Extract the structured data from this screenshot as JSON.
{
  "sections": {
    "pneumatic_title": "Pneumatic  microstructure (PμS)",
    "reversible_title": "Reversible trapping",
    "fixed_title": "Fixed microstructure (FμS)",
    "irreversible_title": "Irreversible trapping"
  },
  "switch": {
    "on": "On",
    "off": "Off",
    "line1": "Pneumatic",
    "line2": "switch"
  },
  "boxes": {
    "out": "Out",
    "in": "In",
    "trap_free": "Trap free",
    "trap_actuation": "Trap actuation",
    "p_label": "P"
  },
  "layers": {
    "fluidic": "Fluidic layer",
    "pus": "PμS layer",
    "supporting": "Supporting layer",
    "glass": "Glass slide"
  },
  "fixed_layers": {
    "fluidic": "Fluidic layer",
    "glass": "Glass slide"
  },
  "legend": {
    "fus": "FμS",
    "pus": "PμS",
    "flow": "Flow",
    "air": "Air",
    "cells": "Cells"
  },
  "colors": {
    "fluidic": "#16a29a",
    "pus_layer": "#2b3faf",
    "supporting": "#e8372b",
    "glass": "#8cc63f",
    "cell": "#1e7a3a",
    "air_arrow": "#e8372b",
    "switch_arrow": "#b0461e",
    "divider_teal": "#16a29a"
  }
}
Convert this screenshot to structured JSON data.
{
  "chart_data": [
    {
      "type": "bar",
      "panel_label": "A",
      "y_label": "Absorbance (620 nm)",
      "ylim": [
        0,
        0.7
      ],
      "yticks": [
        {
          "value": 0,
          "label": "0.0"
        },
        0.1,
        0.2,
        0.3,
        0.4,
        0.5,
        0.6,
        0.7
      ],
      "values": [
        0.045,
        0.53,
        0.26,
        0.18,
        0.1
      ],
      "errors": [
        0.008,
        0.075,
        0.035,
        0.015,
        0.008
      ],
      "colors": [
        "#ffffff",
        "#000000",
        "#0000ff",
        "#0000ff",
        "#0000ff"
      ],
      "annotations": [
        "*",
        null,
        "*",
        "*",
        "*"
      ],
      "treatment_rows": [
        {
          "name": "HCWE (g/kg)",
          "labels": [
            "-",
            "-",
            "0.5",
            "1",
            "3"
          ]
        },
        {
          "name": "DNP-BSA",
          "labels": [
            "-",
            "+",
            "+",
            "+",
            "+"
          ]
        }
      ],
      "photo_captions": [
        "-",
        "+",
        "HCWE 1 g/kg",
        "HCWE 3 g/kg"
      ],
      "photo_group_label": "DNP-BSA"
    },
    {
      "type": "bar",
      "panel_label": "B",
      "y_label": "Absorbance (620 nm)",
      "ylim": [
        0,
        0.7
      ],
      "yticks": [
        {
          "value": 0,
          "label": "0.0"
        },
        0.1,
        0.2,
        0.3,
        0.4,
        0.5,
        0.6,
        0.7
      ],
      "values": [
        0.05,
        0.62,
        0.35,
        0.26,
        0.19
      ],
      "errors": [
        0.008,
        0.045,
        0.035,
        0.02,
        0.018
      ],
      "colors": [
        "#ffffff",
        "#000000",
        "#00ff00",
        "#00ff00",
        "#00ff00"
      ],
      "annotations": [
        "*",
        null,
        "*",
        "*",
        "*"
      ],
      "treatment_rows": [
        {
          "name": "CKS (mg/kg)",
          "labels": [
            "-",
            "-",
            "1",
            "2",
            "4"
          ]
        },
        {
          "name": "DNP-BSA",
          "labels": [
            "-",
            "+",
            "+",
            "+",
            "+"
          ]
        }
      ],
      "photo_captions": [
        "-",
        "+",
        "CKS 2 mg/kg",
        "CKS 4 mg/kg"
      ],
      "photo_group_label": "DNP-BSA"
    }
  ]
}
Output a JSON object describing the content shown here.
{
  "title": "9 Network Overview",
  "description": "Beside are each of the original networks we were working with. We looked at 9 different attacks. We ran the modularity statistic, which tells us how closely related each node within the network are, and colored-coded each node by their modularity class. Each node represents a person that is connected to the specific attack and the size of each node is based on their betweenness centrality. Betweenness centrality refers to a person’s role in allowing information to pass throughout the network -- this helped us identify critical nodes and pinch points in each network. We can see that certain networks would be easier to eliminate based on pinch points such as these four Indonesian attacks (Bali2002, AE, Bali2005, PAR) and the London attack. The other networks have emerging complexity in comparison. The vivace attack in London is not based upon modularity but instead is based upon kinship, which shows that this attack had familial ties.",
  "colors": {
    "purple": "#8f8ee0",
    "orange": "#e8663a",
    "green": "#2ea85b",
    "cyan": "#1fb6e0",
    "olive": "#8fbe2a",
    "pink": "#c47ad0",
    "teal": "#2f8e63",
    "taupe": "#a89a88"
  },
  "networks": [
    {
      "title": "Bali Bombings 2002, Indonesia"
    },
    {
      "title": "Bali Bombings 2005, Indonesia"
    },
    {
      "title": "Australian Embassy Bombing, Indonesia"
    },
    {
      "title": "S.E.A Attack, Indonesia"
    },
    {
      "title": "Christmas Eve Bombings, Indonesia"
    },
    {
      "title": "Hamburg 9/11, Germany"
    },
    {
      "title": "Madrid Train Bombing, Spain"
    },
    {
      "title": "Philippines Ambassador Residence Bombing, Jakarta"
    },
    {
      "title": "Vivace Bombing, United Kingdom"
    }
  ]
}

» DIRECTION:
From the listing, copy each line containing the word "structured".

» EXERCISE RESPONSE:
Extract the structured data from this screenshot as JSON.
Convert this screenshot to structured JSON data.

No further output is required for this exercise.